What this task involves
Reproduce every entry that follows word for word, but omit the images.

Extracted entries
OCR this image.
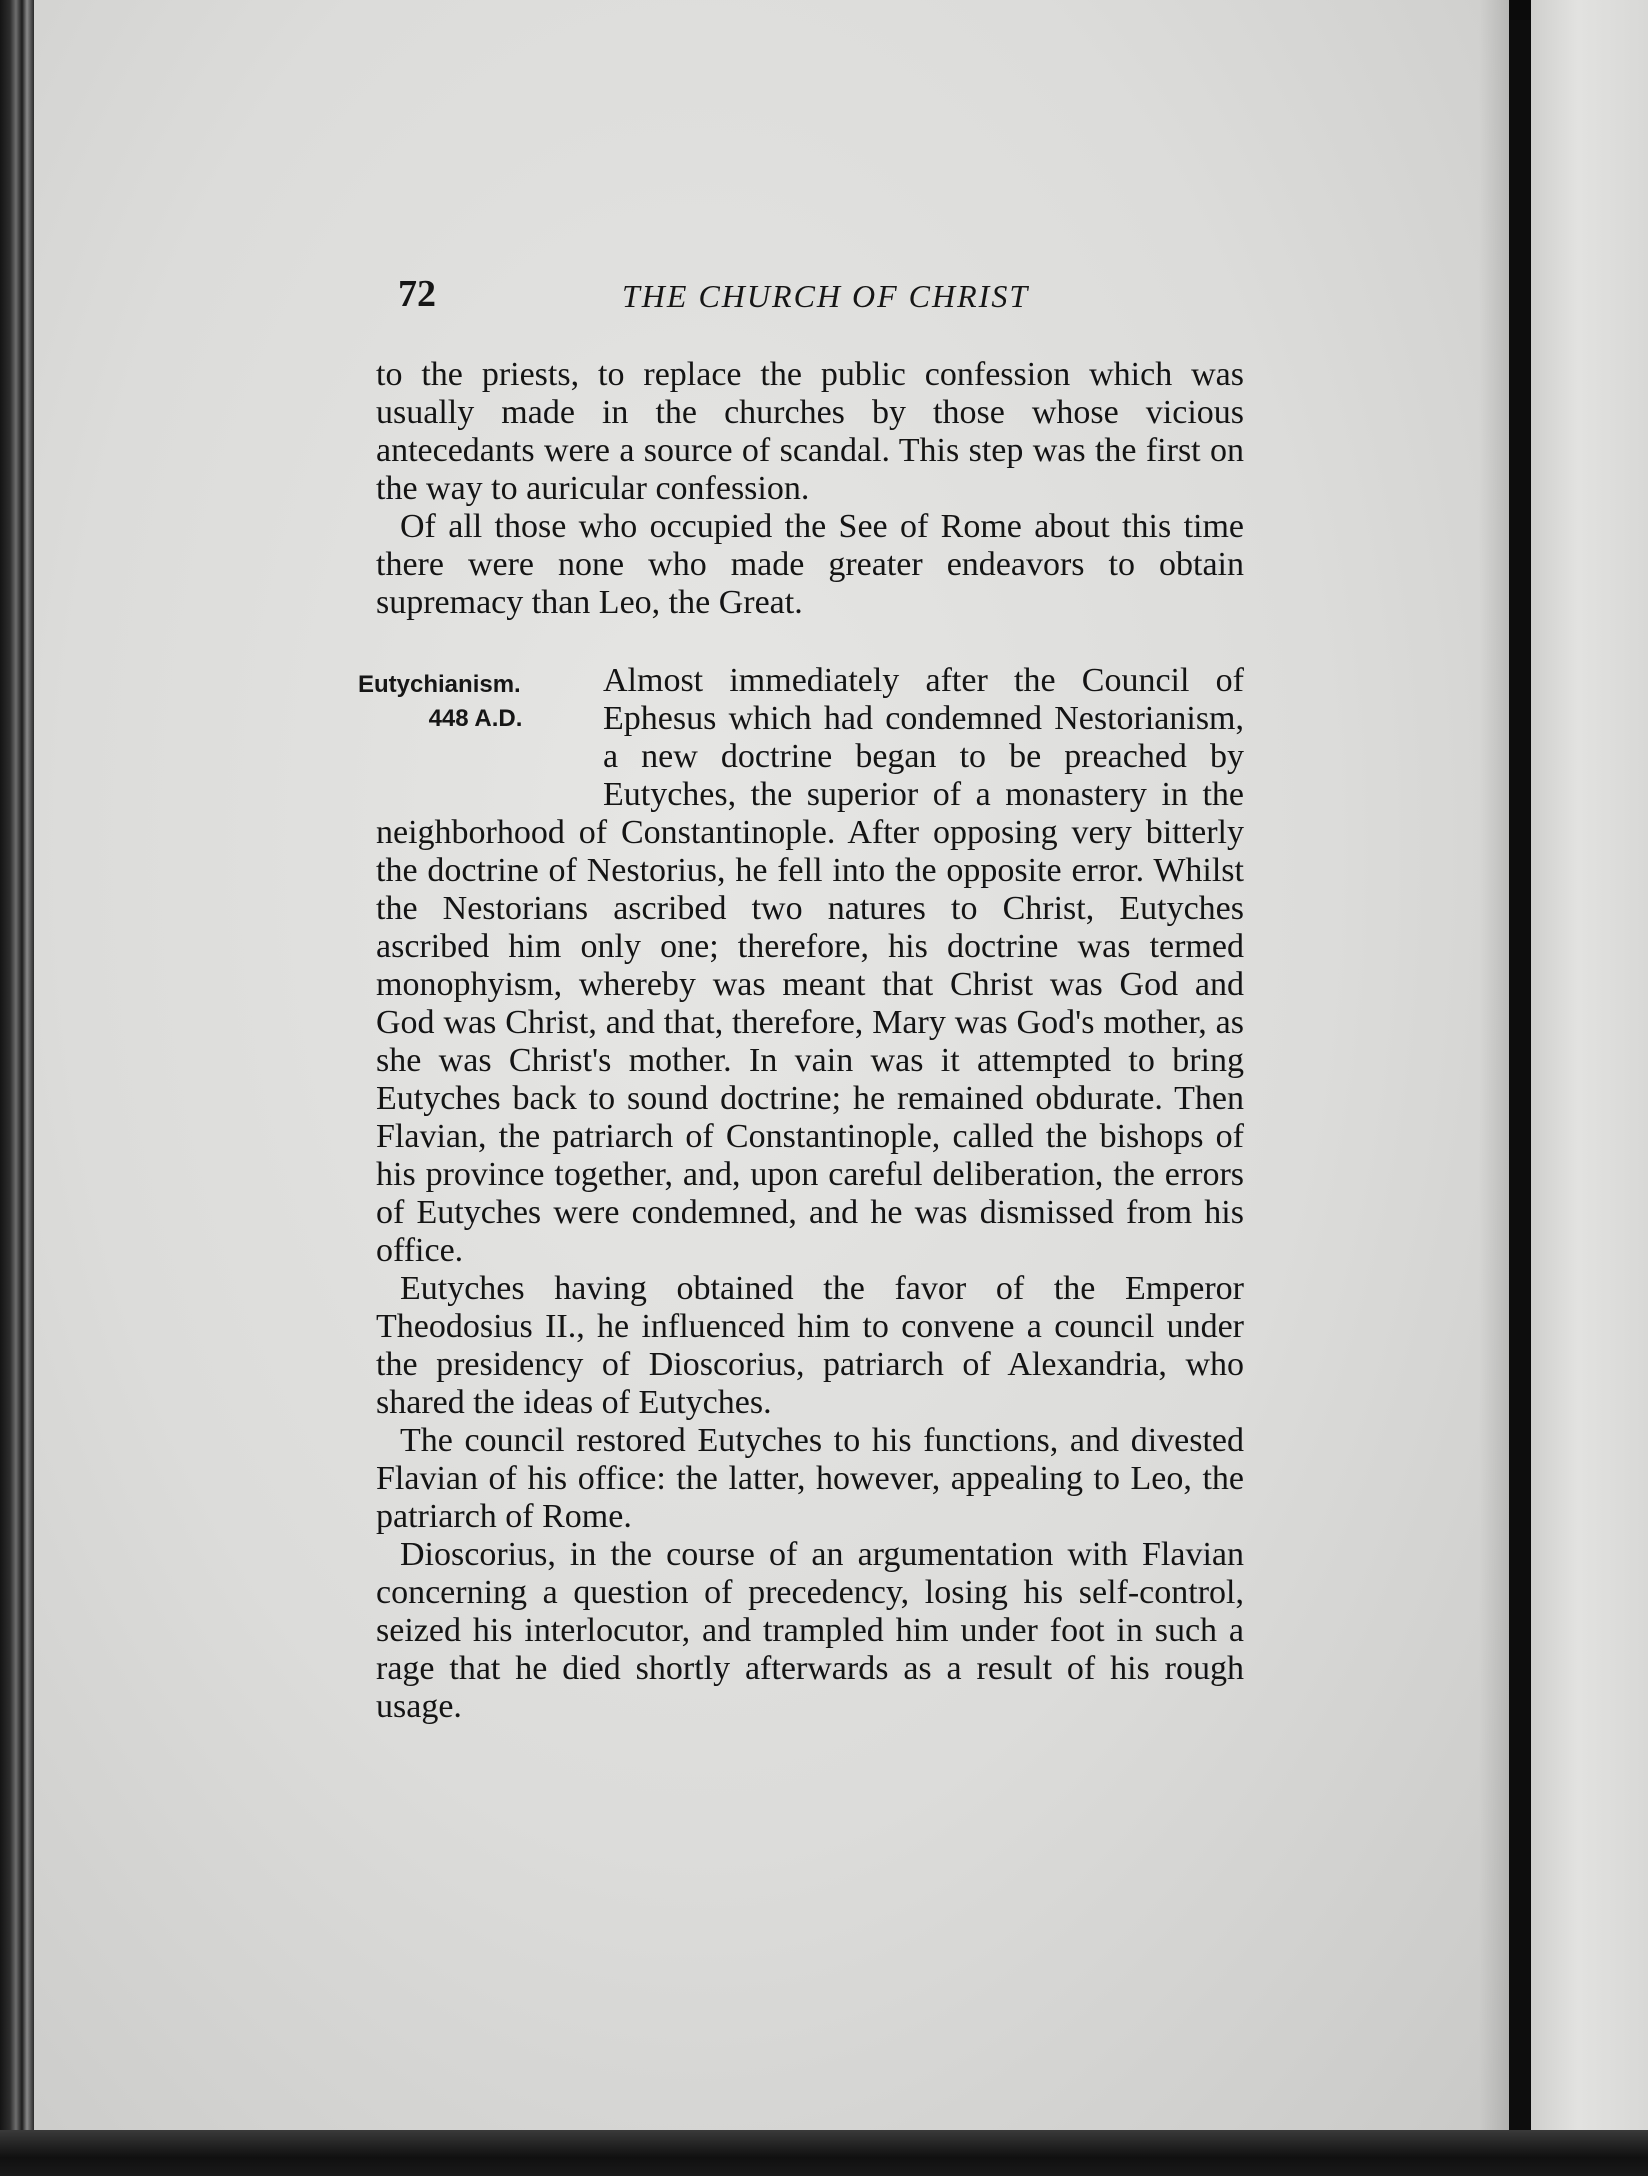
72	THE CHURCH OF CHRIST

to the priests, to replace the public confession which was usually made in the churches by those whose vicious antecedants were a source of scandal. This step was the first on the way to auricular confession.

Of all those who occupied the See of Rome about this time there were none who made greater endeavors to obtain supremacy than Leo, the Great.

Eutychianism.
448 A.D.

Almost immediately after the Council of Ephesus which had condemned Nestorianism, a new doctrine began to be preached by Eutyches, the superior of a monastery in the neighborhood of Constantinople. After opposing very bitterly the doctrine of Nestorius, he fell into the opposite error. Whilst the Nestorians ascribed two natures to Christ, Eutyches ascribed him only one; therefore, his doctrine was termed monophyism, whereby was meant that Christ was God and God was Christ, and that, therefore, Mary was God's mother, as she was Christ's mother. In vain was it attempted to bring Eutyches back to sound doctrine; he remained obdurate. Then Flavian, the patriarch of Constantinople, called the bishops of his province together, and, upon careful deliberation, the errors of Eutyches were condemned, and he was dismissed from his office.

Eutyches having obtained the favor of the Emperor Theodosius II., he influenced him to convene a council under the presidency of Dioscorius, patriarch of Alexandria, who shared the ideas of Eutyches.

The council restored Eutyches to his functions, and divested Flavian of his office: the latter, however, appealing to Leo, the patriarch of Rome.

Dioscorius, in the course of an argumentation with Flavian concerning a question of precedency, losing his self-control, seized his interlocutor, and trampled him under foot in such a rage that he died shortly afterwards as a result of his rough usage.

Answer for this exercise
OCR this image.
72	THE CHURCH OF CHRIST

to the priests, to replace the public confession which was usually made in the churches by those whose vicious antecedants were a source of scandal. This step was the first on the way to auricular confession.

Of all those who occupied the See of Rome about this time there were none who made greater endeavors to obtain supremacy than Leo, the Great.

Eutychianism.
448 A.D.

Almost immediately after the Council of Ephesus which had condemned Nestorianism, a new doctrine began to be preached by Eutyches, the superior of a monastery in the neighborhood of Constantinople. After opposing very bitterly the doctrine of Nestorius, he fell into the opposite error. Whilst the Nestorians ascribed two natures to Christ, Eutyches ascribed him only one; therefore, his doctrine was termed monophyism, whereby was meant that Christ was God and God was Christ, and that, therefore, Mary was God's mother, as she was Christ's mother. In vain was it attempted to bring Eutyches back to sound doctrine; he remained obdurate. Then Flavian, the patriarch of Constantinople, called the bishops of his province together, and, upon careful deliberation, the errors of Eutyches were condemned, and he was dismissed from his office.

Eutyches having obtained the favor of the Emperor Theodosius II., he influenced him to convene a council under the presidency of Dioscorius, patriarch of Alexandria, who shared the ideas of Eutyches.

The council restored Eutyches to his functions, and divested Flavian of his office: the latter, however, appealing to Leo, the patriarch of Rome.

Dioscorius, in the course of an argumentation with Flavian concerning a question of precedency, losing his self-control, seized his interlocutor, and trampled him under foot in such a rage that he died shortly afterwards as a result of his rough usage.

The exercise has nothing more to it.